>>>

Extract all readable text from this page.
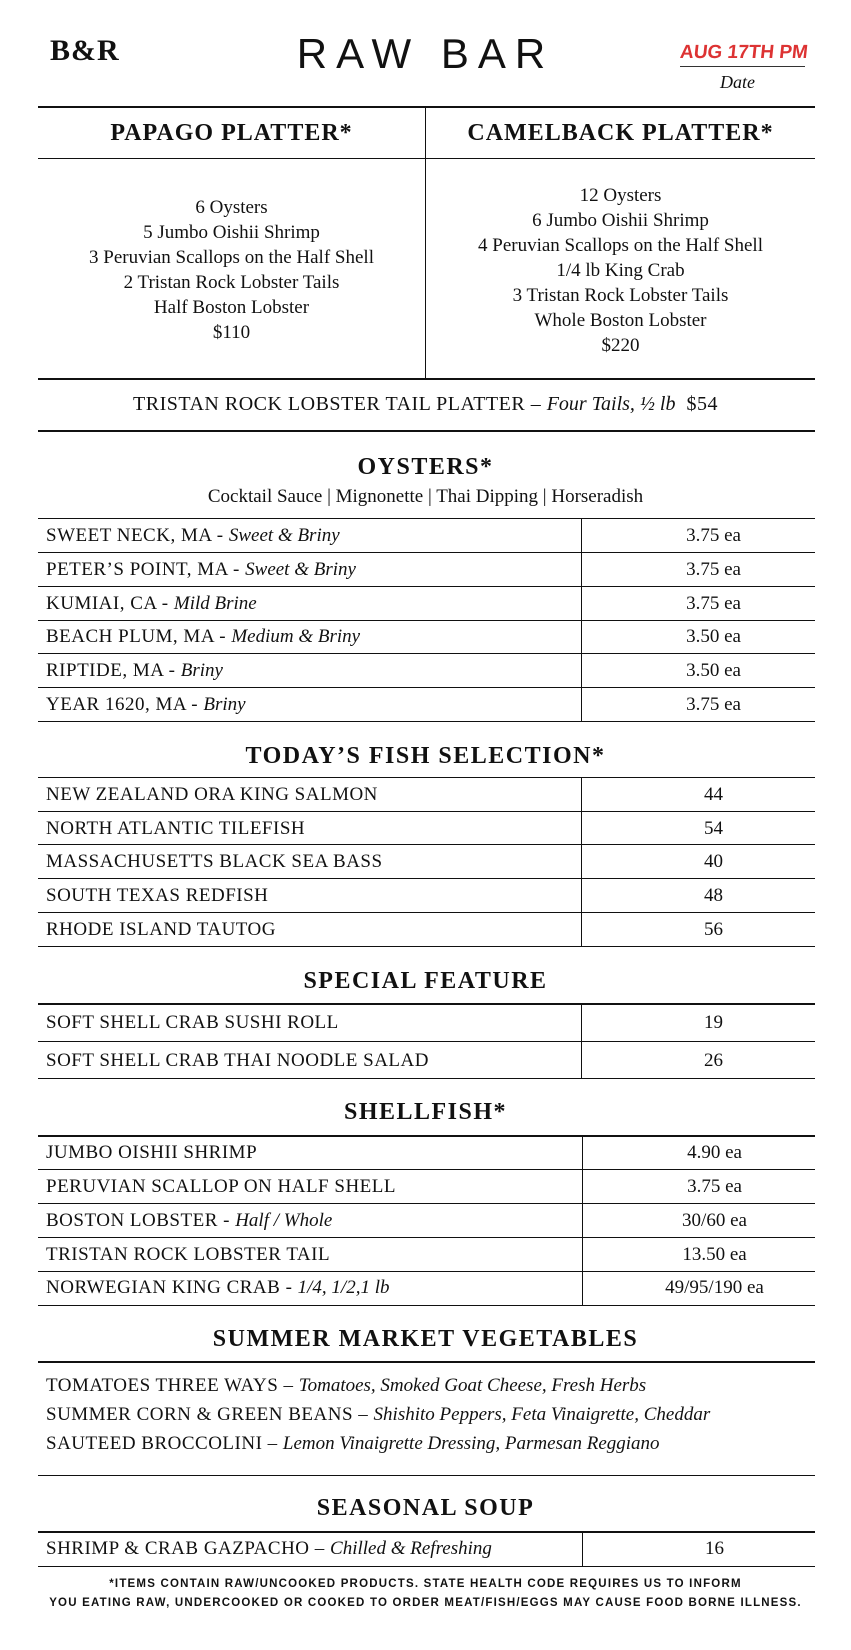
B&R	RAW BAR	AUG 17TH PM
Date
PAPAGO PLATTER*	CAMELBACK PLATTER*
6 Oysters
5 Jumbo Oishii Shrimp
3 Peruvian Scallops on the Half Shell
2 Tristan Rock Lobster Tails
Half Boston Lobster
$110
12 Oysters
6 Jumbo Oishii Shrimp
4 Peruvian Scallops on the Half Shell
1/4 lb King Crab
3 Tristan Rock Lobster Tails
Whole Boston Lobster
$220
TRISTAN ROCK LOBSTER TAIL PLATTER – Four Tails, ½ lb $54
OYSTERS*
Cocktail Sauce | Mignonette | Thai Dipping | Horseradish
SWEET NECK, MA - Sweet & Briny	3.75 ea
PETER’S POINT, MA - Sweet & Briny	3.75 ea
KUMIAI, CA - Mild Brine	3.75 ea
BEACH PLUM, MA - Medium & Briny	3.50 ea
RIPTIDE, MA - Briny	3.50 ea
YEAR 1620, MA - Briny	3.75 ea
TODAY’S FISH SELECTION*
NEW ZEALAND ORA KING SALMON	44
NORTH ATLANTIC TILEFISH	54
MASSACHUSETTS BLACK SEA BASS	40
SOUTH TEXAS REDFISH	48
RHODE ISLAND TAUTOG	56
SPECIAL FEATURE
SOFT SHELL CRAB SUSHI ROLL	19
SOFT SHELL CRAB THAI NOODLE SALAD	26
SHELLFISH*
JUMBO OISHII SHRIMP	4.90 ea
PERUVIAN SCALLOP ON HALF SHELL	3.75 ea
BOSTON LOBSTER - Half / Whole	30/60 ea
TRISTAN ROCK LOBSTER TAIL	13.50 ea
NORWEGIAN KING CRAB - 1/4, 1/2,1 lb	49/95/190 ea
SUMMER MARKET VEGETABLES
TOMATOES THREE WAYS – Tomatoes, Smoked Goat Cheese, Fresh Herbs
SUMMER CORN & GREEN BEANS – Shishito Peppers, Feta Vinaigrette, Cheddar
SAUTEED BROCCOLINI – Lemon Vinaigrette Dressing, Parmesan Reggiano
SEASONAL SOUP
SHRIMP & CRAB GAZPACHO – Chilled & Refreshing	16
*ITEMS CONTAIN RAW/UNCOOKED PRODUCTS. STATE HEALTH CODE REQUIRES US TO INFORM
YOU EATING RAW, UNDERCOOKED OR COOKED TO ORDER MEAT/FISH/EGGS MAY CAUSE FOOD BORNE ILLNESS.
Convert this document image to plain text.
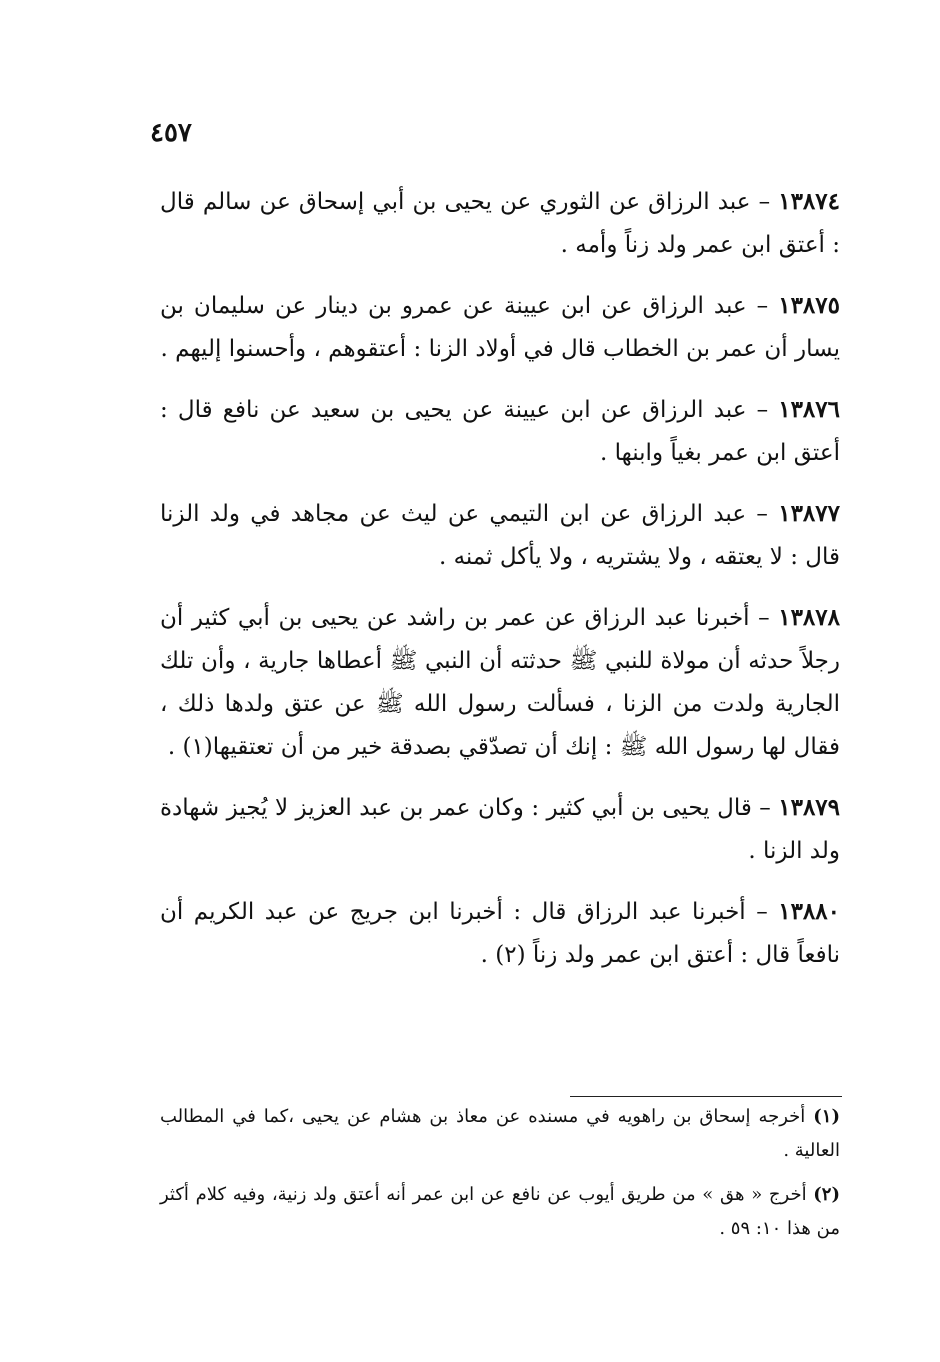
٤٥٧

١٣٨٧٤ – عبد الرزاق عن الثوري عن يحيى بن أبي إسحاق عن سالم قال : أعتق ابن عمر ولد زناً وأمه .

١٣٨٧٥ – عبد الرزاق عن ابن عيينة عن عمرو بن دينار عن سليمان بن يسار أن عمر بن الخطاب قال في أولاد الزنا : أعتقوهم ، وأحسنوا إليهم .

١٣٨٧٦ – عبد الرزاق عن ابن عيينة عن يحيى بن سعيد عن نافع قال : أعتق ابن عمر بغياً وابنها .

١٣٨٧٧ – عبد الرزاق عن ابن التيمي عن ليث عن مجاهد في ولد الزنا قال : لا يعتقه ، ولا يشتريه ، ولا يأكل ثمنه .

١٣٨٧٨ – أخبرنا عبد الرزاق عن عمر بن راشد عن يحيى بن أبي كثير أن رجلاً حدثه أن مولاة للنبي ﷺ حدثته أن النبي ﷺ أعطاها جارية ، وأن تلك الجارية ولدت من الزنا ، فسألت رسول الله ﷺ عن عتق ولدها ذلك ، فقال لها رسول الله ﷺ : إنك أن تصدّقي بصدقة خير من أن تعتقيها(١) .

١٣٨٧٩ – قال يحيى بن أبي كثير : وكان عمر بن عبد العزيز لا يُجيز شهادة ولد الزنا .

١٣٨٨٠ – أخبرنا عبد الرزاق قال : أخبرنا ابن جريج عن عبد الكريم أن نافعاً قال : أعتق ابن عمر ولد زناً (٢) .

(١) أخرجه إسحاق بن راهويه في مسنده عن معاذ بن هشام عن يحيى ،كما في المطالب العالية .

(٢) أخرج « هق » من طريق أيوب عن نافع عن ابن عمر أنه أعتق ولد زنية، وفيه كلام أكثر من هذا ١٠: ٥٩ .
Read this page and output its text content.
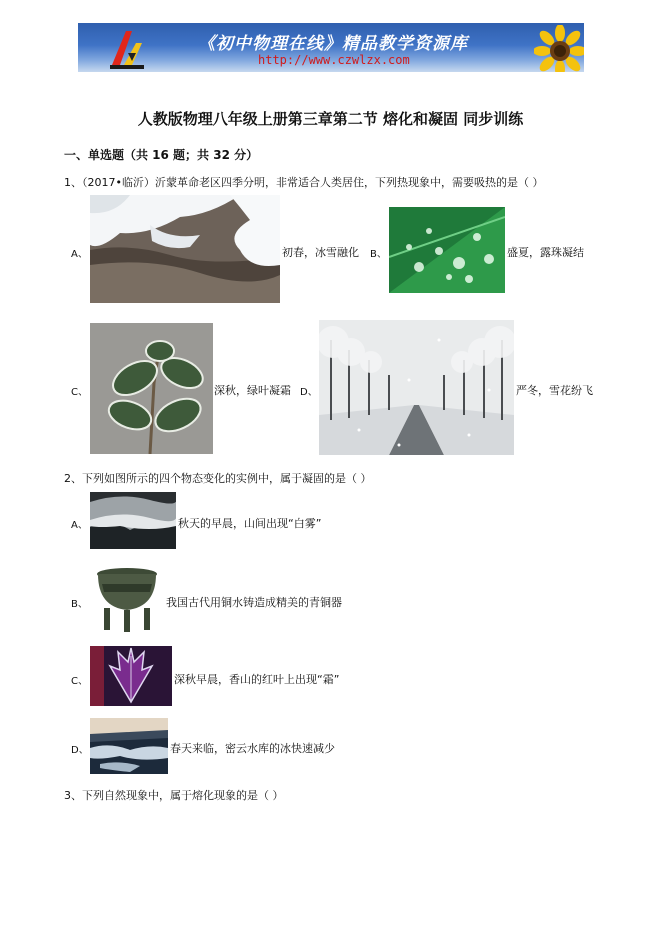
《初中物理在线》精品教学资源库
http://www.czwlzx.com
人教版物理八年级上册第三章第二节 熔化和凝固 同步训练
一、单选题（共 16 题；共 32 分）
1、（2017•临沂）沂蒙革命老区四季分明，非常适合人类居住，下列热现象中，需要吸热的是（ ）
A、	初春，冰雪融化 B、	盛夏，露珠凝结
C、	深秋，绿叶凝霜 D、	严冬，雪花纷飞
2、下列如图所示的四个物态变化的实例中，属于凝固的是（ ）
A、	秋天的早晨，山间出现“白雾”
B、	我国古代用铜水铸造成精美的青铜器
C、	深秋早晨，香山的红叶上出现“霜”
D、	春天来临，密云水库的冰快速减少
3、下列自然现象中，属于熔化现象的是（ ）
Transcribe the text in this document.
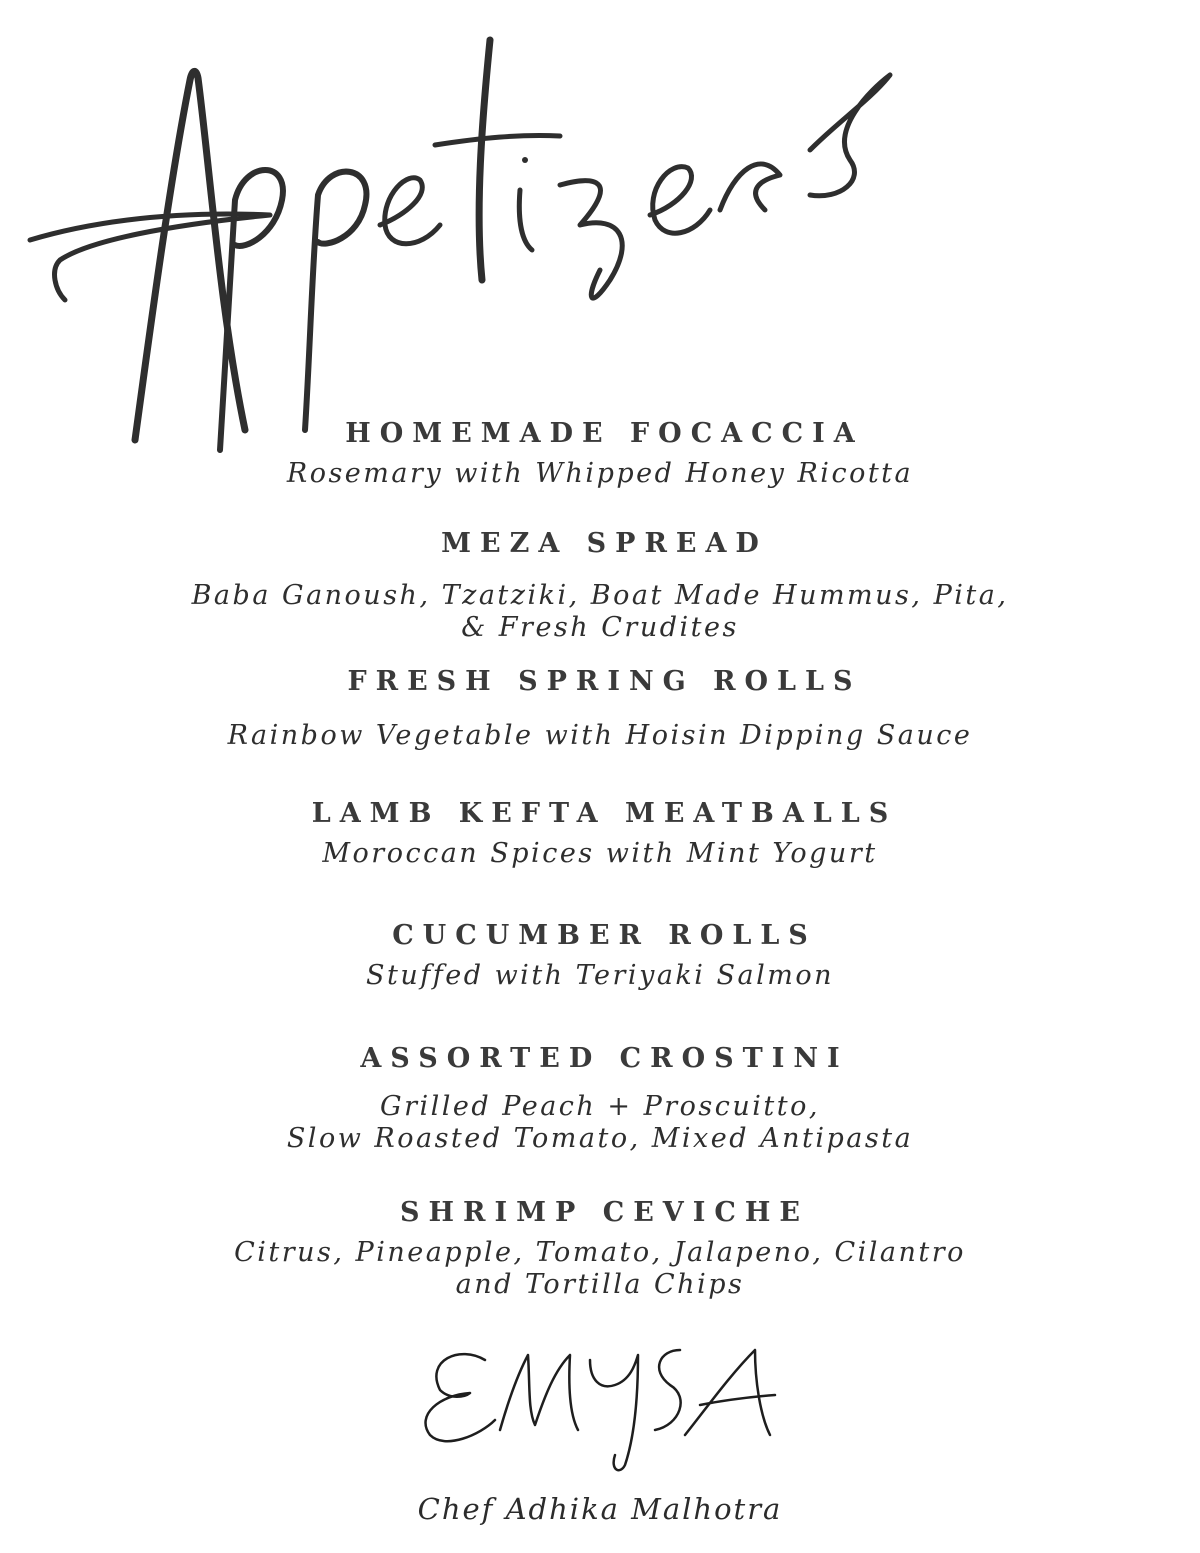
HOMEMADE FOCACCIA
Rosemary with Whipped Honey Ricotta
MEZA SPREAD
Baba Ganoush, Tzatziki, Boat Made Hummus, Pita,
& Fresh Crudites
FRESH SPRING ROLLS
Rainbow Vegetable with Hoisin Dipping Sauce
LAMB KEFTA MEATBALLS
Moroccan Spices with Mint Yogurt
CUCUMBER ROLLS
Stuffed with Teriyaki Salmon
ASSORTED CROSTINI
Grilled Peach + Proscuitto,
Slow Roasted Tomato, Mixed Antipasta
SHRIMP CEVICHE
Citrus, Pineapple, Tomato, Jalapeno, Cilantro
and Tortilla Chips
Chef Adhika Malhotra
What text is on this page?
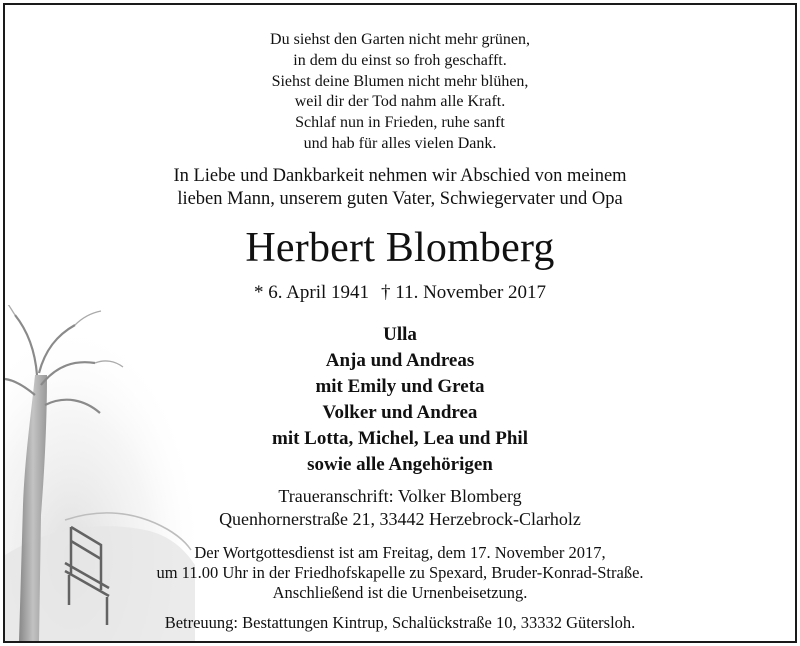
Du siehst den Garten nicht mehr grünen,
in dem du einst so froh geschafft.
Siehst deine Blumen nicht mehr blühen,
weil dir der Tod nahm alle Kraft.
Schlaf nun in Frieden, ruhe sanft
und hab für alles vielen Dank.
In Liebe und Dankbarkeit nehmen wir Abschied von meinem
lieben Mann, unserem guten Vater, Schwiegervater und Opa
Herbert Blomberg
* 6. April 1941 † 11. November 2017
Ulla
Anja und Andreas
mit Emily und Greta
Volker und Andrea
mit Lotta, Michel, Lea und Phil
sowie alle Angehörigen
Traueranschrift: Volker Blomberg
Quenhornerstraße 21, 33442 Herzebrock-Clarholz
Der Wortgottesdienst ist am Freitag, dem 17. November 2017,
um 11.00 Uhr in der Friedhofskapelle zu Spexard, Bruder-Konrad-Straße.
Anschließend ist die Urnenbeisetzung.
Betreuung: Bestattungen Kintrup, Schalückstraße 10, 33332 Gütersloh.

<<<

#### [PROBLEM DESCRIPTION]
Gather and copy every line of the data in which the string "إسحاق" is found.

#### [WORKED ANSWER]
١٣٨٧٤ – عبد الرزاق عن الثوري عن يحيى بن أبي إسحاق عن سالم قال : أعتق ابن عمر ولد زناً وأمه .
(١) أخرجه إسحاق بن راهويه في مسنده عن معاذ بن هشام عن يحيى ،كما في المطالب العالية .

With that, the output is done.